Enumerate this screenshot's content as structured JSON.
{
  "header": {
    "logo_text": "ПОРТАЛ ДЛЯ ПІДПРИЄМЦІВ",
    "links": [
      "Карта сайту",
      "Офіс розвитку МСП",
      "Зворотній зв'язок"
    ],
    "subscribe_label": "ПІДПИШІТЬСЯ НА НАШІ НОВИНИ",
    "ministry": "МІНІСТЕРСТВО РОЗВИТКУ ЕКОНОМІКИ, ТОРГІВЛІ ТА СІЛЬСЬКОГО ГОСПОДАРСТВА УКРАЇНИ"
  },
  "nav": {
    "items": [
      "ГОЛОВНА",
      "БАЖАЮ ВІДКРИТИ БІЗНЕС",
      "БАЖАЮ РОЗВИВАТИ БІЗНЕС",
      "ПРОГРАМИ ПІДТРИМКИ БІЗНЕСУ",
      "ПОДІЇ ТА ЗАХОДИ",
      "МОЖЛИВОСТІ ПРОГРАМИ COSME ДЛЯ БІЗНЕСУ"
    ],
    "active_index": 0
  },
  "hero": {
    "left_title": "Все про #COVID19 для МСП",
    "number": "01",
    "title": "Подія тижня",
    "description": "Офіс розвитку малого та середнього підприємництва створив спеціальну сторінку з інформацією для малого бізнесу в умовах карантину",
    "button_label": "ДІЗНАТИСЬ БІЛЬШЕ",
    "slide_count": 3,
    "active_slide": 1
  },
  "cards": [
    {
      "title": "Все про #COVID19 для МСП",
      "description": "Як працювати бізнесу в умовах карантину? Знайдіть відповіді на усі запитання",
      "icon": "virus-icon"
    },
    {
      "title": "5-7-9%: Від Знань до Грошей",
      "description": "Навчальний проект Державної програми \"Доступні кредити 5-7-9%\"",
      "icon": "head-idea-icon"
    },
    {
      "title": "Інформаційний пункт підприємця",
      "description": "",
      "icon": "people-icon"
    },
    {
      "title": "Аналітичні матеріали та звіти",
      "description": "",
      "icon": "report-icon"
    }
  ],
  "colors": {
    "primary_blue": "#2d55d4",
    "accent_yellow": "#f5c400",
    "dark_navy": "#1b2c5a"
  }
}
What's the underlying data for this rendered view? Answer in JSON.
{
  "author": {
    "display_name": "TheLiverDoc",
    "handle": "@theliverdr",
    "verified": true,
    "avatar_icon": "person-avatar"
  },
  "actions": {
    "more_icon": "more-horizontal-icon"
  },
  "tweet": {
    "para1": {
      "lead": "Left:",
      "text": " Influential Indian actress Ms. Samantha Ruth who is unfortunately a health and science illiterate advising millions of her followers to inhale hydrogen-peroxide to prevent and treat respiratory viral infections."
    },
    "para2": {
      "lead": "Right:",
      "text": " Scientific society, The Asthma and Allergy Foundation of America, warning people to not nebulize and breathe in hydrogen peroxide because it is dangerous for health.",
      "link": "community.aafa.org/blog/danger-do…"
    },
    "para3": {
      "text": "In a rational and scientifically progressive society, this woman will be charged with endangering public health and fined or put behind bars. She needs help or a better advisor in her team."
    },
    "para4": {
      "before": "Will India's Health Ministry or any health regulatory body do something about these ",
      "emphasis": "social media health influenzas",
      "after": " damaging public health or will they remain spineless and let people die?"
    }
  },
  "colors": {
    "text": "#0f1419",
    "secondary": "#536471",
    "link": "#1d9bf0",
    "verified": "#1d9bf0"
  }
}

◆ ◆ ◆ ◆ ◆ ◆ ◆

TASK STATEMENT >>
Every single line of the data above must be set down again exactly.

RESULT BELOW >>
Enumerate this screenshot's content as structured JSON.
{
  "header": {
    "logo_text": "ПОРТАЛ ДЛЯ ПІДПРИЄМЦІВ",
    "links": [
      "Карта сайту",
      "Офіс розвитку МСП",
      "Зворотній зв'язок"
    ],
    "subscribe_label": "ПІДПИШІТЬСЯ НА НАШІ НОВИНИ",
    "ministry": "МІНІСТЕРСТВО РОЗВИТКУ ЕКОНОМІКИ, ТОРГІВЛІ ТА СІЛЬСЬКОГО ГОСПОДАРСТВА УКРАЇНИ"
  },
  "nav": {
    "items": [
      "ГОЛОВНА",
      "БАЖАЮ ВІДКРИТИ БІЗНЕС",
      "БАЖАЮ РОЗВИВАТИ БІЗНЕС",
      "ПРОГРАМИ ПІДТРИМКИ БІЗНЕСУ",
      "ПОДІЇ ТА ЗАХОДИ",
      "МОЖЛИВОСТІ ПРОГРАМИ COSME ДЛЯ БІЗНЕСУ"
    ],
    "active_index": 0
  },
  "hero": {
    "left_title": "Все про #COVID19 для МСП",
    "number": "01",
    "title": "Подія тижня",
    "description": "Офіс розвитку малого та середнього підприємництва створив спеціальну сторінку з інформацією для малого бізнесу в умовах карантину",
    "button_label": "ДІЗНАТИСЬ БІЛЬШЕ",
    "slide_count": 3,
    "active_slide": 1
  },
  "cards": [
    {
      "title": "Все про #COVID19 для МСП",
      "description": "Як працювати бізнесу в умовах карантину? Знайдіть відповіді на усі запитання",
      "icon": "virus-icon"
    },
    {
      "title": "5-7-9%: Від Знань до Грошей",
      "description": "Навчальний проект Державної програми \"Доступні кредити 5-7-9%\"",
      "icon": "head-idea-icon"
    },
    {
      "title": "Інформаційний пункт підприємця",
      "description": "",
      "icon": "people-icon"
    },
    {
      "title": "Аналітичні матеріали та звіти",
      "description": "",
      "icon": "report-icon"
    }
  ],
  "colors": {
    "primary_blue": "#2d55d4",
    "accent_yellow": "#f5c400",
    "dark_navy": "#1b2c5a"
  }
}
What's the underlying data for this rendered view? Answer in JSON.
{
  "author": {
    "display_name": "TheLiverDoc",
    "handle": "@theliverdr",
    "verified": true,
    "avatar_icon": "person-avatar"
  },
  "actions": {
    "more_icon": "more-horizontal-icon"
  },
  "tweet": {
    "para1": {
      "lead": "Left:",
      "text": " Influential Indian actress Ms. Samantha Ruth who is unfortunately a health and science illiterate advising millions of her followers to inhale hydrogen-peroxide to prevent and treat respiratory viral infections."
    },
    "para2": {
      "lead": "Right:",
      "text": " Scientific society, The Asthma and Allergy Foundation of America, warning people to not nebulize and breathe in hydrogen peroxide because it is dangerous for health.",
      "link": "community.aafa.org/blog/danger-do…"
    },
    "para3": {
      "text": "In a rational and scientifically progressive society, this woman will be charged with endangering public health and fined or put behind bars. She needs help or a better advisor in her team."
    },
    "para4": {
      "before": "Will India's Health Ministry or any health regulatory body do something about these ",
      "emphasis": "social media health influenzas",
      "after": " damaging public health or will they remain spineless and let people die?"
    }
  },
  "colors": {
    "text": "#0f1419",
    "secondary": "#536471",
    "link": "#1d9bf0",
    "verified": "#1d9bf0"
  }
}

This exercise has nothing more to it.